- Reading text:
>>>>
I do have a problem, though, with the fact that we contracted an outside firm to do the checking. Everybody in this company had to sign a paper saying that neither my employer nor this firm were liable for any consequence of having yourself checked. Then everybody had to print his or her first, middle and last names, DOB, and SSN. The forms will be sent off to VeriCorp, who of course can be trusted with my SSN and corresponding information! I guess!

Keep in mind that my employers are probably paying thousands of dollars for this: VeriCorp is going to take a list of a few hundred names, then they’re going to take the text file linked above, and they’re going to have some people hit CTRL-F a few times. And if one of those people makes a typo and you go to Secret Terrorist Jail, whoops! Oh well! They’re not liable!

I am making use of hyperbole here, obviously. Nobody’s going to go to jail; if you’re on the SDN list and the FBI doesn’t know where you are, you’re certainly not going to be working under your real name, much less putting it down on that form. This whole thing is a redundancy measure, a legal fallback.

My point is that there is no reason to be sending hundreds of people’s personal info to an outside contractor, liability-free, when the list is publicly available, and we have an in-house software development team who are all experts at data correlation. I guess the potential client doesn’t trust us to verify our own employees, because we’re an interested party in the negotiations. But if they don’t trust us to verify the information correctly, why trust us to send it correctly in the first place?

Unfortunately, I missed Grey Tuesday by a week, and I feel bad about that. I have more than enough space here to have participated in it, and I haven’t been keeping up with fair use or downhill news in general.

I did check in at EFF today, though, and read their “A Better Way Forward” white paper. You might want to too. It’s excellent, and I haven’t found a decent argument against it.

“Before the bodies are wrapped and bound, however, the blankets are opened twice: first so that a cleric can rub a bit of dirt on the face and hands of the dead. In extreme circumstances, the ritual is considered an acceptable substitute for washing the body.
<<<<
- Records shown:
>>>>
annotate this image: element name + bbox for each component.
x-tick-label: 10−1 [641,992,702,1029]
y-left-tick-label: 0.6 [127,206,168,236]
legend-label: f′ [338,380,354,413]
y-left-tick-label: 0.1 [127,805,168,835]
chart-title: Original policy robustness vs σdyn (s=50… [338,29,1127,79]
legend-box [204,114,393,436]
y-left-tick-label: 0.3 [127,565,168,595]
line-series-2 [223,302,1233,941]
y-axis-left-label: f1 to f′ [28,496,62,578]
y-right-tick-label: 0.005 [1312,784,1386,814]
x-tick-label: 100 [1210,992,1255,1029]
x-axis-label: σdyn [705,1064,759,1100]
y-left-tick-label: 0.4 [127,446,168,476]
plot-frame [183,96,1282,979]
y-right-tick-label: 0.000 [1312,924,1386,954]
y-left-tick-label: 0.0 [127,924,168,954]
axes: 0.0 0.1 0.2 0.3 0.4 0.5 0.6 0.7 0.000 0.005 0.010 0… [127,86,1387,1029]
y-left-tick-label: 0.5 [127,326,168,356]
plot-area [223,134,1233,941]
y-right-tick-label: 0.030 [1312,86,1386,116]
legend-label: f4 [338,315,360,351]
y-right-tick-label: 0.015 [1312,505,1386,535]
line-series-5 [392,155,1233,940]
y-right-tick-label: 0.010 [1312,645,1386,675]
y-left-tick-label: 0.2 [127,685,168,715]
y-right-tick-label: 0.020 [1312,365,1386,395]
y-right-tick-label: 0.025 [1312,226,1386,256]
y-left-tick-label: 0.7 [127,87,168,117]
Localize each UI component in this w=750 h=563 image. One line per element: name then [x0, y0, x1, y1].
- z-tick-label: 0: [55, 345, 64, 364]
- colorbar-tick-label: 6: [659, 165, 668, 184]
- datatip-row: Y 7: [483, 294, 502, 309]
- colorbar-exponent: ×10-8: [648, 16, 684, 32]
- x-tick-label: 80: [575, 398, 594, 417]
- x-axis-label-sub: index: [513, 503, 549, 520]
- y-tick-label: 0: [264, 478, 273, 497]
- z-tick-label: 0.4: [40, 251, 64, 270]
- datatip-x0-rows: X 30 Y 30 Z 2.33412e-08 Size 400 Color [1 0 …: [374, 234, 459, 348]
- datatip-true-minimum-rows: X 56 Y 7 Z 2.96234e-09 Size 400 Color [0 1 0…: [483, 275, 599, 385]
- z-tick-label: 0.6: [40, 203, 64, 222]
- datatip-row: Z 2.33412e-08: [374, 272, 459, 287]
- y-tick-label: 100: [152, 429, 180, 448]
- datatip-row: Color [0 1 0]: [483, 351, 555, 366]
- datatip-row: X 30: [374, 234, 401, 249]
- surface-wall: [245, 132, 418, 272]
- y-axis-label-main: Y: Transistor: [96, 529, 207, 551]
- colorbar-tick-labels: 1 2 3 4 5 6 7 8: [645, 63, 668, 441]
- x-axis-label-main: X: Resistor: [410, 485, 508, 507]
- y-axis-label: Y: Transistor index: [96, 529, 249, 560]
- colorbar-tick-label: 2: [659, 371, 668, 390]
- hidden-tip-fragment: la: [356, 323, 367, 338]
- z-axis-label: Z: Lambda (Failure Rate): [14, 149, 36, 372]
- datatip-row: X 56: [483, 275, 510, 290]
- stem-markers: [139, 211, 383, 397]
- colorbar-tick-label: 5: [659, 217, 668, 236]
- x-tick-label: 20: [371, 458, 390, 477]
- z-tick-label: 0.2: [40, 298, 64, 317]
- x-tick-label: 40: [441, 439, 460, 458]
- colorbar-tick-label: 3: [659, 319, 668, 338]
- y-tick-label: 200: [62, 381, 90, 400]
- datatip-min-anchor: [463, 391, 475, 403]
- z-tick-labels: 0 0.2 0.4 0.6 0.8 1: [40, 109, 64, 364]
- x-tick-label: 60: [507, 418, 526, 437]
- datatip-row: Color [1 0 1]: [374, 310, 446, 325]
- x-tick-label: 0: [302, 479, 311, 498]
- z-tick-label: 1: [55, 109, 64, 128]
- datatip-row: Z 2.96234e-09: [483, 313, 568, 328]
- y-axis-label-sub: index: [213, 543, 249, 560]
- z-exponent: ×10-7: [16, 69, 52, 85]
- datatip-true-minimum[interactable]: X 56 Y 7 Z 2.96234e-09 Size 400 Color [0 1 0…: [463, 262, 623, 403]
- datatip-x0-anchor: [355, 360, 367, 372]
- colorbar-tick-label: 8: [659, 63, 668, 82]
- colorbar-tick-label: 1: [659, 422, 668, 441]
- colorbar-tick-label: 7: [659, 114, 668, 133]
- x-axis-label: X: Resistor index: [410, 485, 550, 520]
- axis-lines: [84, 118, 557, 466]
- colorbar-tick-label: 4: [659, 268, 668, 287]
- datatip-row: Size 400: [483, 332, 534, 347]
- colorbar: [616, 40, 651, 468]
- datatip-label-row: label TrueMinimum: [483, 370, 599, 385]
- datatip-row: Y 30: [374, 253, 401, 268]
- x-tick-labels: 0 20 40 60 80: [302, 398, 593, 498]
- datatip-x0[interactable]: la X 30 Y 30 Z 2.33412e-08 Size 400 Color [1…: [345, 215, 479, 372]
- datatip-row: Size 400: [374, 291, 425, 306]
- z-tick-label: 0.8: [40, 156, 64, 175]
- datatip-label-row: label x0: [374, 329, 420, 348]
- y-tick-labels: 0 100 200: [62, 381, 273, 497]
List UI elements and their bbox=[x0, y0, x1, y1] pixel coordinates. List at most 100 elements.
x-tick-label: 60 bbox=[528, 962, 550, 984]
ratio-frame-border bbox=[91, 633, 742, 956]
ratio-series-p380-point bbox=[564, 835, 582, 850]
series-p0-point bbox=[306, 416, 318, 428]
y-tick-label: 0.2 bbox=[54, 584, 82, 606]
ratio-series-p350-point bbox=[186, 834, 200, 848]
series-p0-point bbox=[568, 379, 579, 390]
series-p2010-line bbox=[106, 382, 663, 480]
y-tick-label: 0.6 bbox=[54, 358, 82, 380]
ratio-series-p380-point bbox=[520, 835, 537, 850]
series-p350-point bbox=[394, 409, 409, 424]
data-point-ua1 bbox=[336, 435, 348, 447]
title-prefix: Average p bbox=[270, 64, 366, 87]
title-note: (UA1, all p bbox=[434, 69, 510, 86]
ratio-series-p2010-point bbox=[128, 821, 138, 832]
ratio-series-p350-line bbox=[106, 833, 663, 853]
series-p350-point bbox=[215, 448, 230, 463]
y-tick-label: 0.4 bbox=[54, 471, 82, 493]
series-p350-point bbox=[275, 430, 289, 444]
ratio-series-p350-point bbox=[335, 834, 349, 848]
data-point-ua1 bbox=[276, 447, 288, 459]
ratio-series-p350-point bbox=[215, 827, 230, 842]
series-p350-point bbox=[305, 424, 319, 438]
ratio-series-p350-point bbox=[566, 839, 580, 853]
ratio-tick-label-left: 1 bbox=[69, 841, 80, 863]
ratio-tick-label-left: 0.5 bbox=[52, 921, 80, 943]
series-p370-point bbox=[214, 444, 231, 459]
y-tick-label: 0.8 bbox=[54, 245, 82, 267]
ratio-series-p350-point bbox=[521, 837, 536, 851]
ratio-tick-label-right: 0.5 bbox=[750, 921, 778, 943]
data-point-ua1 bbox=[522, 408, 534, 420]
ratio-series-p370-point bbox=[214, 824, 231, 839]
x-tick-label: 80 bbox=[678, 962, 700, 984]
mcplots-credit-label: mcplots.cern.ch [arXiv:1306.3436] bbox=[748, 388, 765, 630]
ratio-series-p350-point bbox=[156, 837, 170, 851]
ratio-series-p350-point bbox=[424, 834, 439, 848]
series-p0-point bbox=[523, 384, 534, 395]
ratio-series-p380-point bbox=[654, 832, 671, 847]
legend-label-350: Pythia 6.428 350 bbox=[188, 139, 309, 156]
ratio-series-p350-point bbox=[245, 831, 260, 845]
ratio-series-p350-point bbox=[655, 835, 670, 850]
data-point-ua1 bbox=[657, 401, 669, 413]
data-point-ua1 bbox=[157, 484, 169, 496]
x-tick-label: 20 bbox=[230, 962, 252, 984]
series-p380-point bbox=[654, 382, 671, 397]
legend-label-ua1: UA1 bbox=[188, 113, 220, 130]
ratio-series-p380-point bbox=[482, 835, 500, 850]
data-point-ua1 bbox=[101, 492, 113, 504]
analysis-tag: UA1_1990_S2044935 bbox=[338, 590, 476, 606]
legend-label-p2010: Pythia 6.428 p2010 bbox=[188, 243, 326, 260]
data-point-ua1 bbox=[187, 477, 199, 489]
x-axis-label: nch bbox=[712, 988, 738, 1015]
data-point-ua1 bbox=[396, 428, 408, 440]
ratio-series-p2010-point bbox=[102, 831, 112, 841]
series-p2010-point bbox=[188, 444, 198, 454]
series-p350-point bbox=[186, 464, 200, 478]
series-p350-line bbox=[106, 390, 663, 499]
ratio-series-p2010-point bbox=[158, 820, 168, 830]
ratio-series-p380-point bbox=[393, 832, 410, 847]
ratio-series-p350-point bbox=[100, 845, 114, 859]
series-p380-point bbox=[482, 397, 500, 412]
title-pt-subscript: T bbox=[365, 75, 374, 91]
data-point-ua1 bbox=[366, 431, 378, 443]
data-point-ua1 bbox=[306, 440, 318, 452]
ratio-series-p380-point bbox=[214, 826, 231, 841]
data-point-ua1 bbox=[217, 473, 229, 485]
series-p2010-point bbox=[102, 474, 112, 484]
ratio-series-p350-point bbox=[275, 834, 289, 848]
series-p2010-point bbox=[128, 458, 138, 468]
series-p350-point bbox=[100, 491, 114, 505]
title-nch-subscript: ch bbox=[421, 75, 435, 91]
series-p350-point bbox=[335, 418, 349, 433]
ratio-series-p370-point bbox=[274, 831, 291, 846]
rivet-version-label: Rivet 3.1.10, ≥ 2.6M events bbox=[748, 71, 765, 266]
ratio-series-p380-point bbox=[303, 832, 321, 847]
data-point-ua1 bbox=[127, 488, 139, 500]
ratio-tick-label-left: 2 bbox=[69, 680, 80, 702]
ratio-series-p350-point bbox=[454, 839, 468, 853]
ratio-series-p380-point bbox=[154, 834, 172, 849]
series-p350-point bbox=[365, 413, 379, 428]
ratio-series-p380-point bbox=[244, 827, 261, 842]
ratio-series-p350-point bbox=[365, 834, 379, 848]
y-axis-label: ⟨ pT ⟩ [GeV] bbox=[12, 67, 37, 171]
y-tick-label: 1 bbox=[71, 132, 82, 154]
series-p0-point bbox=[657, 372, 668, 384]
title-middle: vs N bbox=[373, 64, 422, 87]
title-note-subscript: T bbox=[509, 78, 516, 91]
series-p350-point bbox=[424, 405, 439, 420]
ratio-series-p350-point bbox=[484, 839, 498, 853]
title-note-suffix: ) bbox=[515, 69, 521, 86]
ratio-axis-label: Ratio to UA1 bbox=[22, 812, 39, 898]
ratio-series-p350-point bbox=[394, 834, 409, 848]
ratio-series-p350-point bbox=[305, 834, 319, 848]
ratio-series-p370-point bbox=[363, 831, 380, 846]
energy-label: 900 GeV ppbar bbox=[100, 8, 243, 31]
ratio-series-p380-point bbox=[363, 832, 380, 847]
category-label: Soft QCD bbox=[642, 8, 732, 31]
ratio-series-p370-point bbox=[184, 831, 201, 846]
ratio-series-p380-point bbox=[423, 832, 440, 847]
<<<<
- Directions:
[1] What personal details did every employee have to print on the form, according to the background-check text?
[2] Output the background-check text starting with "Unfortunately, I missed" and going on through "argument against it.".
You won't need the listing for this work.

- Answers in order:
[1] First name, middle name, last name, DOB, and SSN.

[2]
Unfortunately, I missed Grey Tuesday by a week, and I feel bad about that. I have more than enough space here to have participated in it, and I haven’t been keeping up with fair use or downhill news in general.

I did check in at EFF today, though, and read their “A Better Way Forward” white paper. You might want to too. It’s excellent, and I haven’t found a decent argument against it.